*INFORMATION SHOWN*.

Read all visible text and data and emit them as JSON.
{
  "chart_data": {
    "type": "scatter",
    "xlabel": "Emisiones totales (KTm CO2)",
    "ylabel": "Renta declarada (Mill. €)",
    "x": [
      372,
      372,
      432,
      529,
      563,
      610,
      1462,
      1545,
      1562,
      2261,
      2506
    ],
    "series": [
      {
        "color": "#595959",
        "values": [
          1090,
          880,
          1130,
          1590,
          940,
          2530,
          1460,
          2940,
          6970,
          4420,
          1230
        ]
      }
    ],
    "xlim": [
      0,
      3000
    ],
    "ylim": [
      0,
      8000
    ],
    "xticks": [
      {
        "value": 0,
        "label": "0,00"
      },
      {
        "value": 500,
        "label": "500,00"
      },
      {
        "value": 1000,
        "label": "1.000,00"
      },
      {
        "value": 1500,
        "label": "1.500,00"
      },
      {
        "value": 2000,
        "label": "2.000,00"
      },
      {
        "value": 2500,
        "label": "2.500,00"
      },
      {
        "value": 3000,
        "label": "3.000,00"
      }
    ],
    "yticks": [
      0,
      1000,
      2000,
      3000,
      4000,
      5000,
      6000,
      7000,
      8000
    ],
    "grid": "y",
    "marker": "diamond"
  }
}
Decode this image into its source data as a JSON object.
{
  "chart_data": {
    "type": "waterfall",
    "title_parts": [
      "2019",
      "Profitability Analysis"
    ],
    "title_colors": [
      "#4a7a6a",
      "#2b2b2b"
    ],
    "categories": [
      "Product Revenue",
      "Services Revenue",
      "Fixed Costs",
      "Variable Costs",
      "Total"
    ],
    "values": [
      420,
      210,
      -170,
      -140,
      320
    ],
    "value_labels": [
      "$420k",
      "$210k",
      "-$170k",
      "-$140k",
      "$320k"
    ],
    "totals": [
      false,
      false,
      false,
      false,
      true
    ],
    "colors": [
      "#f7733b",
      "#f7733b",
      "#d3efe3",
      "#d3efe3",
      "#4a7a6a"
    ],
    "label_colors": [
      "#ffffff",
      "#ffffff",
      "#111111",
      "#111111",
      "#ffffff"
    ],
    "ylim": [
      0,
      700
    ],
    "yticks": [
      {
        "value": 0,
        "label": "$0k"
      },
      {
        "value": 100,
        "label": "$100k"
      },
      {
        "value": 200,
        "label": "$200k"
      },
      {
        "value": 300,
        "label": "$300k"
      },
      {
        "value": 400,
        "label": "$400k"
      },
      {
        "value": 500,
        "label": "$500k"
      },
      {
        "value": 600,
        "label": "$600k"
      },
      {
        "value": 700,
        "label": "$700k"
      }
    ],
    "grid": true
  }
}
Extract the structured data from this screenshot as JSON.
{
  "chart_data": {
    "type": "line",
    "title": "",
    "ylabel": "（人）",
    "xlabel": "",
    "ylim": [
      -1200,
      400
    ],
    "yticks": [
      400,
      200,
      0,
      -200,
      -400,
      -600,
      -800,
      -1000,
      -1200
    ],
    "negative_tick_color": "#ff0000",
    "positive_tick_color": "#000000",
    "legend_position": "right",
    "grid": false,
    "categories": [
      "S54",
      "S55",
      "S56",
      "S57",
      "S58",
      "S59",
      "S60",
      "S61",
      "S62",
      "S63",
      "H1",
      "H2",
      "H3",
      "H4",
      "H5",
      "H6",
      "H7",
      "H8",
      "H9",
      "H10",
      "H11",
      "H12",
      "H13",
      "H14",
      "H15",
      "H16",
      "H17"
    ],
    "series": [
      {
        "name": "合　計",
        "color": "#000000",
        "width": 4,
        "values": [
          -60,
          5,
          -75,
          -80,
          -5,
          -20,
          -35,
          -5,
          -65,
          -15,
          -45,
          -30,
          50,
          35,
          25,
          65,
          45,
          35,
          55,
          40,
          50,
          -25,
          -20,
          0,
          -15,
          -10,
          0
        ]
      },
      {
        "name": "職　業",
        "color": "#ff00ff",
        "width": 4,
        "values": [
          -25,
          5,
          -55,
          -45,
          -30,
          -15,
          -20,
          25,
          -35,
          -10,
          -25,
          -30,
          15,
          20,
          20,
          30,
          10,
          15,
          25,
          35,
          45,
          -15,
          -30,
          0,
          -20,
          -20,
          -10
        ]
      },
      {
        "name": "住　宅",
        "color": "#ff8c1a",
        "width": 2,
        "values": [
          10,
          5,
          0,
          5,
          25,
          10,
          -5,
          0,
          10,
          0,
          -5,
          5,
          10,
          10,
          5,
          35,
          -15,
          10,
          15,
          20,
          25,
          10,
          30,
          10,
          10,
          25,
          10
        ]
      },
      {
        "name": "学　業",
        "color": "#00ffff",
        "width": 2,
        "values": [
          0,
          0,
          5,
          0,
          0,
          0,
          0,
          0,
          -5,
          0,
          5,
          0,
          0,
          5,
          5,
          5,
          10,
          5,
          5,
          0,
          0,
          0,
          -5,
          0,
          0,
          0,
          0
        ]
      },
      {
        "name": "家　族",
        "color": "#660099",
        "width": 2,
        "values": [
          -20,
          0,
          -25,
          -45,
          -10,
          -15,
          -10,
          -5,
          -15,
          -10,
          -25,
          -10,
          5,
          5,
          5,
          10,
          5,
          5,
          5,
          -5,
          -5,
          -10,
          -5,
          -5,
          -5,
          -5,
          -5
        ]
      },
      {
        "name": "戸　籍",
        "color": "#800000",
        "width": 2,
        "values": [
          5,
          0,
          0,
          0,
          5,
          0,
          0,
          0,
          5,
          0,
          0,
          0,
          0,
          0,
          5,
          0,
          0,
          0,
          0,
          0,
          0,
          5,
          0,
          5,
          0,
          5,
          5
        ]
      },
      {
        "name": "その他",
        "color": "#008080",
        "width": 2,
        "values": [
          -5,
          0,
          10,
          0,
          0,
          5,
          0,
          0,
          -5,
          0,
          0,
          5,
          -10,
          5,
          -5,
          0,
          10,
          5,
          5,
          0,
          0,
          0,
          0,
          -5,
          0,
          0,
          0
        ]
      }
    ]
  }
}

*INSTRUCTION*. Return all of the entries word for word.

*COMPLETED EXERCISE*.
Read all visible text and data and emit them as JSON.
{
  "chart_data": {
    "type": "scatter",
    "xlabel": "Emisiones totales (KTm CO2)",
    "ylabel": "Renta declarada (Mill. €)",
    "x": [
      372,
      372,
      432,
      529,
      563,
      610,
      1462,
      1545,
      1562,
      2261,
      2506
    ],
    "series": [
      {
        "color": "#595959",
        "values": [
          1090,
          880,
          1130,
          1590,
          940,
          2530,
          1460,
          2940,
          6970,
          4420,
          1230
        ]
      }
    ],
    "xlim": [
      0,
      3000
    ],
    "ylim": [
      0,
      8000
    ],
    "xticks": [
      {
        "value": 0,
        "label": "0,00"
      },
      {
        "value": 500,
        "label": "500,00"
      },
      {
        "value": 1000,
        "label": "1.000,00"
      },
      {
        "value": 1500,
        "label": "1.500,00"
      },
      {
        "value": 2000,
        "label": "2.000,00"
      },
      {
        "value": 2500,
        "label": "2.500,00"
      },
      {
        "value": 3000,
        "label": "3.000,00"
      }
    ],
    "yticks": [
      0,
      1000,
      2000,
      3000,
      4000,
      5000,
      6000,
      7000,
      8000
    ],
    "grid": "y",
    "marker": "diamond"
  }
}
Decode this image into its source data as a JSON object.
{
  "chart_data": {
    "type": "waterfall",
    "title_parts": [
      "2019",
      "Profitability Analysis"
    ],
    "title_colors": [
      "#4a7a6a",
      "#2b2b2b"
    ],
    "categories": [
      "Product Revenue",
      "Services Revenue",
      "Fixed Costs",
      "Variable Costs",
      "Total"
    ],
    "values": [
      420,
      210,
      -170,
      -140,
      320
    ],
    "value_labels": [
      "$420k",
      "$210k",
      "-$170k",
      "-$140k",
      "$320k"
    ],
    "totals": [
      false,
      false,
      false,
      false,
      true
    ],
    "colors": [
      "#f7733b",
      "#f7733b",
      "#d3efe3",
      "#d3efe3",
      "#4a7a6a"
    ],
    "label_colors": [
      "#ffffff",
      "#ffffff",
      "#111111",
      "#111111",
      "#ffffff"
    ],
    "ylim": [
      0,
      700
    ],
    "yticks": [
      {
        "value": 0,
        "label": "$0k"
      },
      {
        "value": 100,
        "label": "$100k"
      },
      {
        "value": 200,
        "label": "$200k"
      },
      {
        "value": 300,
        "label": "$300k"
      },
      {
        "value": 400,
        "label": "$400k"
      },
      {
        "value": 500,
        "label": "$500k"
      },
      {
        "value": 600,
        "label": "$600k"
      },
      {
        "value": 700,
        "label": "$700k"
      }
    ],
    "grid": true
  }
}
Extract the structured data from this screenshot as JSON.
{
  "chart_data": {
    "type": "line",
    "title": "",
    "ylabel": "（人）",
    "xlabel": "",
    "ylim": [
      -1200,
      400
    ],
    "yticks": [
      400,
      200,
      0,
      -200,
      -400,
      -600,
      -800,
      -1000,
      -1200
    ],
    "negative_tick_color": "#ff0000",
    "positive_tick_color": "#000000",
    "legend_position": "right",
    "grid": false,
    "categories": [
      "S54",
      "S55",
      "S56",
      "S57",
      "S58",
      "S59",
      "S60",
      "S61",
      "S62",
      "S63",
      "H1",
      "H2",
      "H3",
      "H4",
      "H5",
      "H6",
      "H7",
      "H8",
      "H9",
      "H10",
      "H11",
      "H12",
      "H13",
      "H14",
      "H15",
      "H16",
      "H17"
    ],
    "series": [
      {
        "name": "合　計",
        "color": "#000000",
        "width": 4,
        "values": [
          -60,
          5,
          -75,
          -80,
          -5,
          -20,
          -35,
          -5,
          -65,
          -15,
          -45,
          -30,
          50,
          35,
          25,
          65,
          45,
          35,
          55,
          40,
          50,
          -25,
          -20,
          0,
          -15,
          -10,
          0
        ]
      },
      {
        "name": "職　業",
        "color": "#ff00ff",
        "width": 4,
        "values": [
          -25,
          5,
          -55,
          -45,
          -30,
          -15,
          -20,
          25,
          -35,
          -10,
          -25,
          -30,
          15,
          20,
          20,
          30,
          10,
          15,
          25,
          35,
          45,
          -15,
          -30,
          0,
          -20,
          -20,
          -10
        ]
      },
      {
        "name": "住　宅",
        "color": "#ff8c1a",
        "width": 2,
        "values": [
          10,
          5,
          0,
          5,
          25,
          10,
          -5,
          0,
          10,
          0,
          -5,
          5,
          10,
          10,
          5,
          35,
          -15,
          10,
          15,
          20,
          25,
          10,
          30,
          10,
          10,
          25,
          10
        ]
      },
      {
        "name": "学　業",
        "color": "#00ffff",
        "width": 2,
        "values": [
          0,
          0,
          5,
          0,
          0,
          0,
          0,
          0,
          -5,
          0,
          5,
          0,
          0,
          5,
          5,
          5,
          10,
          5,
          5,
          0,
          0,
          0,
          -5,
          0,
          0,
          0,
          0
        ]
      },
      {
        "name": "家　族",
        "color": "#660099",
        "width": 2,
        "values": [
          -20,
          0,
          -25,
          -45,
          -10,
          -15,
          -10,
          -5,
          -15,
          -10,
          -25,
          -10,
          5,
          5,
          5,
          10,
          5,
          5,
          5,
          -5,
          -5,
          -10,
          -5,
          -5,
          -5,
          -5,
          -5
        ]
      },
      {
        "name": "戸　籍",
        "color": "#800000",
        "width": 2,
        "values": [
          5,
          0,
          0,
          0,
          5,
          0,
          0,
          0,
          5,
          0,
          0,
          0,
          0,
          0,
          5,
          0,
          0,
          0,
          0,
          0,
          0,
          5,
          0,
          5,
          0,
          5,
          5
        ]
      },
      {
        "name": "その他",
        "color": "#008080",
        "width": 2,
        "values": [
          -5,
          0,
          10,
          0,
          0,
          5,
          0,
          0,
          -5,
          0,
          0,
          5,
          -10,
          5,
          -5,
          0,
          10,
          5,
          5,
          0,
          0,
          0,
          0,
          -5,
          0,
          0,
          0
        ]
      }
    ]
  }
}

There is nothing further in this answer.